## [Problem statement]
From the entries that follow, extract each line holding the string "screenshot".

# Start of Given information

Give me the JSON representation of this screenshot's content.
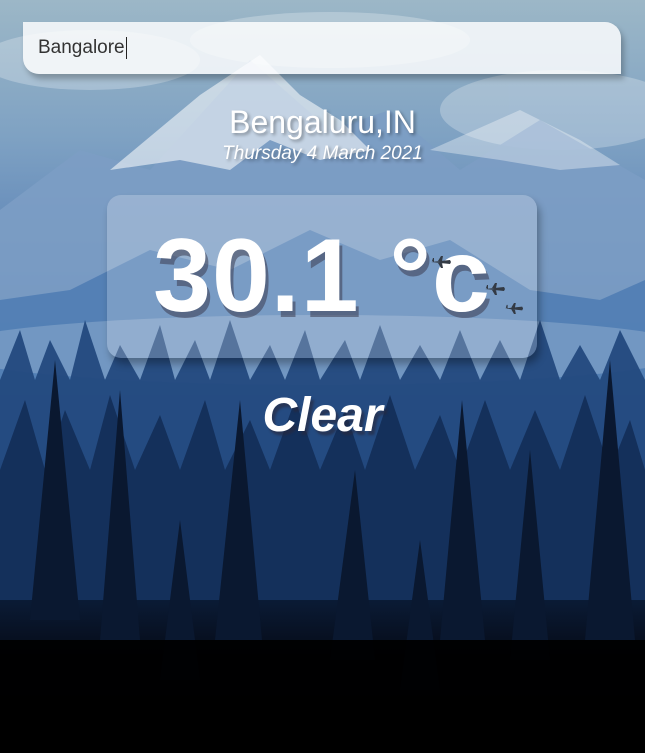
{
  "search": {
    "value": "Bangalore"
  },
  "location": {
    "name": "Bengaluru,IN",
    "date": "Thursday 4 March 2021"
  },
  "temperature": {
    "display": "30.1 °c"
  },
  "weather": {
    "condition": "Clear"
  },
  "icons": {
    "background": "mountain-forest-landscape",
    "decor": "airplane-icon"
  },
  "colors": {
    "sky_top": "#9cb7c7",
    "forest_mid": "#1d3f73",
    "ground": "#000000",
    "text": "#ffffff"
  }
}
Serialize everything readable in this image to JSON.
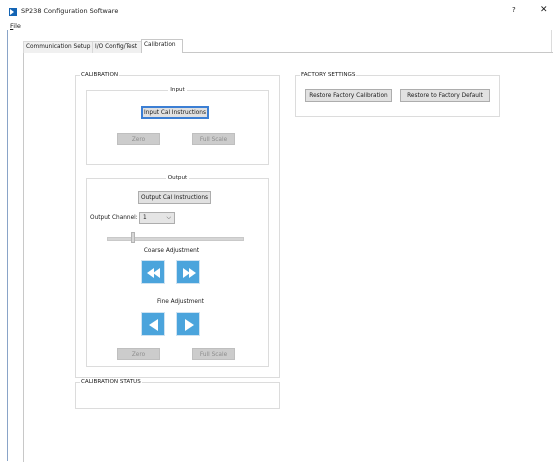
{
  "window": {
    "title": "SP238 Configuration Software",
    "help_label": "?",
    "close_label": "✕"
  },
  "menu": {
    "file_first": "F",
    "file_rest": "ile"
  },
  "tabs": [
    {
      "label": "Communication Setup"
    },
    {
      "label": "I/O Config/Test"
    },
    {
      "label": "Calibration"
    }
  ],
  "calibration": {
    "group_title": "CALIBRATION",
    "input": {
      "title": "Input",
      "instructions_label": "Input Cal Instructions",
      "zero_label": "Zero",
      "full_scale_label": "Full Scale"
    },
    "output": {
      "title": "Output",
      "instructions_label": "Output Cal Instructions",
      "channel_label": "Output Channel:",
      "channel_value": "1",
      "slider_level": 0.18,
      "coarse_label": "Coarse Adjustment",
      "fine_label": "Fine Adjustment",
      "zero_label": "Zero",
      "full_scale_label": "Full Scale"
    }
  },
  "factory": {
    "group_title": "FACTORY SETTINGS",
    "restore_cal_label": "Restore Factory Calibration",
    "restore_default_label": "Restore to Factory Default"
  },
  "status": {
    "group_title": "CALIBRATION STATUS"
  },
  "colors": {
    "accent": "#4ba4dc",
    "focus": "#3c7fd4",
    "disabled_text": "#8d8d8d"
  }
}
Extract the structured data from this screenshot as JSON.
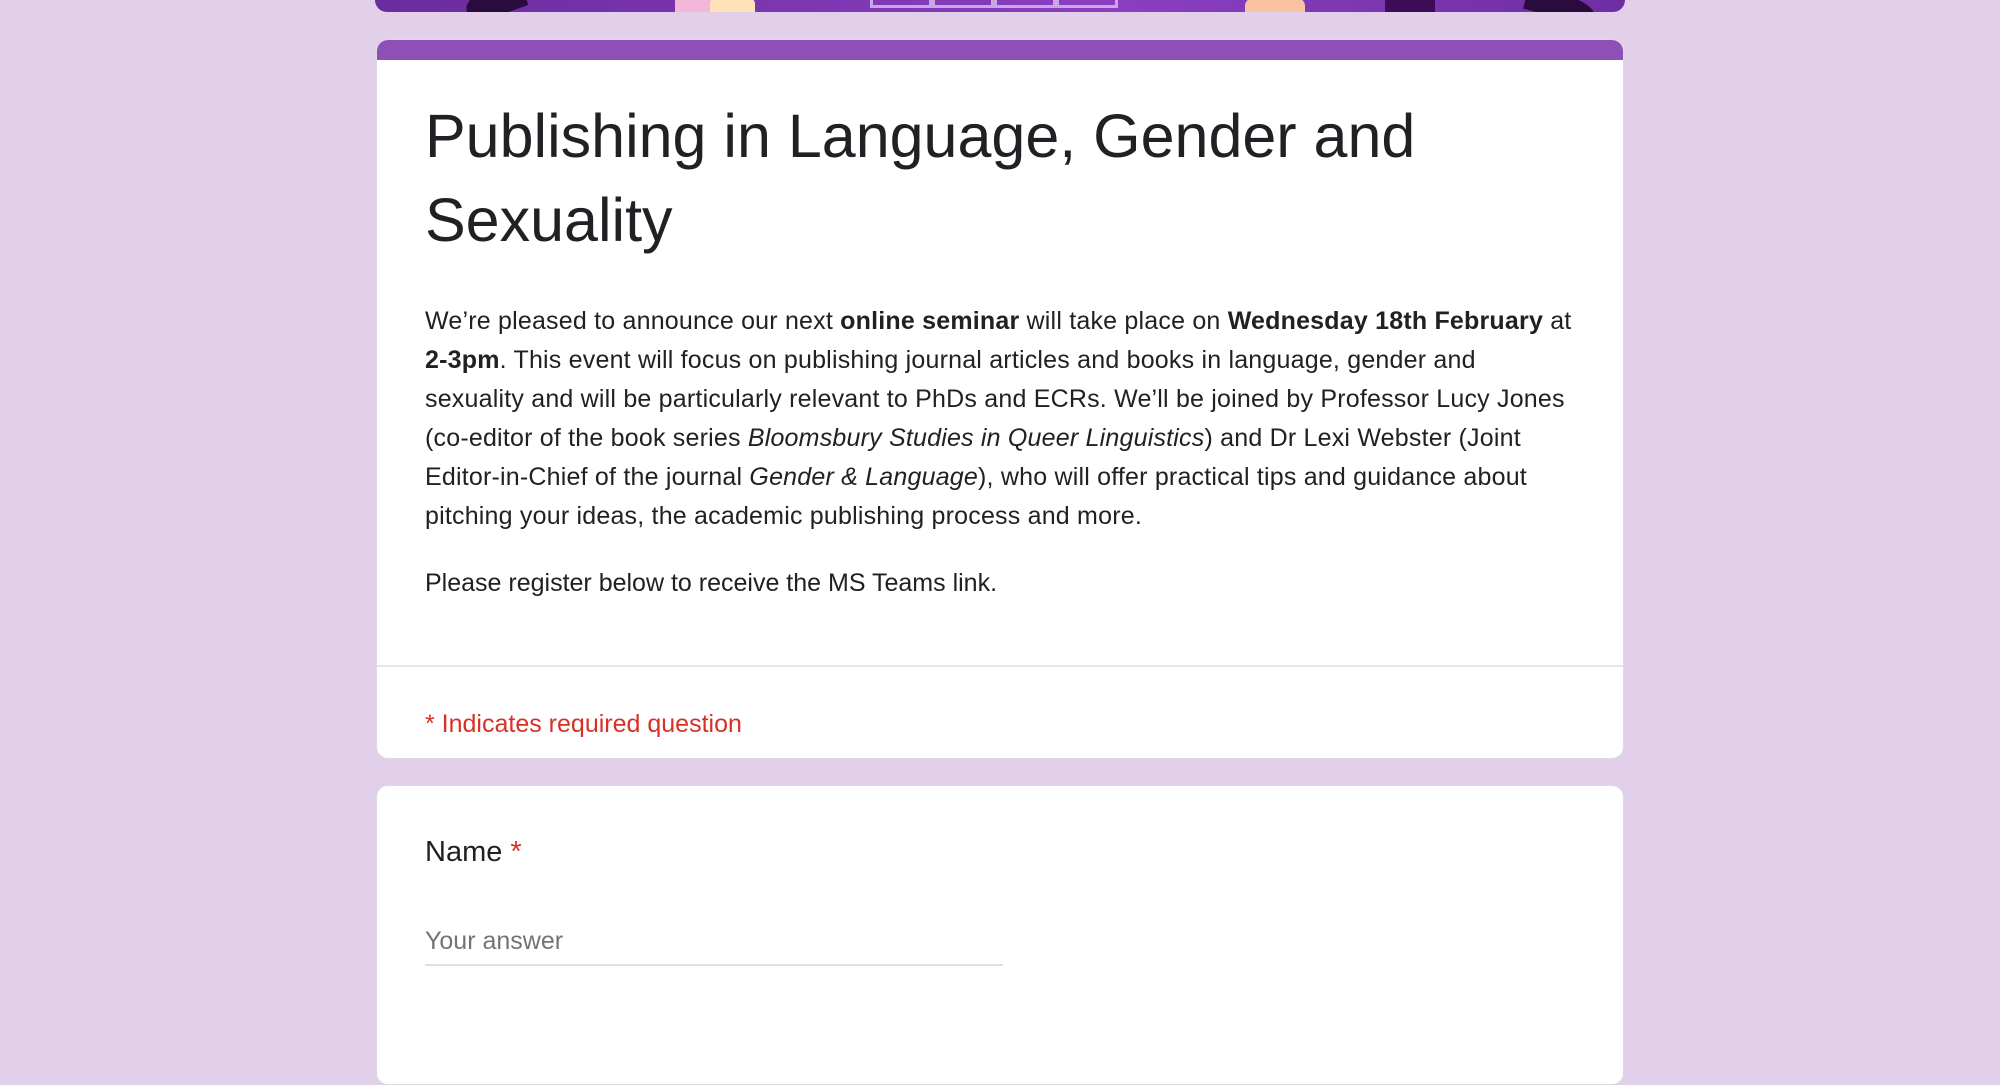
{
  "form": {
    "title": "Publishing in Language, Gender and Sexuality",
    "description": {
      "p1": "We’re pleased to announce our next ",
      "b1": "online seminar",
      "p2": " will take place on ",
      "b2": "Wednesday 18th February",
      "p3": " at ",
      "b3": "2-3pm",
      "p4": ". This event will focus on publishing journal articles and books in language, gender and sexuality and will be particularly relevant to PhDs and ECRs. We’ll be joined by Professor Lucy Jones (co-editor of the book series ",
      "i1": "Bloomsbury Studies in Queer Linguistics",
      "p5": ") and Dr Lexi Webster (Joint Editor-in-Chief of the journal ",
      "i2": "Gender & Language",
      "p6": "), who will offer practical tips and guidance about pitching your ideas, the academic publishing process and more."
    },
    "register_text": "Please register below to receive the MS Teams link.",
    "required_note": "* Indicates required question"
  },
  "questions": [
    {
      "label": "Name",
      "required_mark": "*",
      "placeholder": "Your answer"
    }
  ],
  "colors": {
    "background": "#e2cfe9",
    "accent": "#8e4fb6",
    "required": "#d93025"
  }
}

# End of Given information

## [Solution for this problem]
Give me the JSON representation of this screenshot's content.
Extract the structured data from this screenshot as JSON.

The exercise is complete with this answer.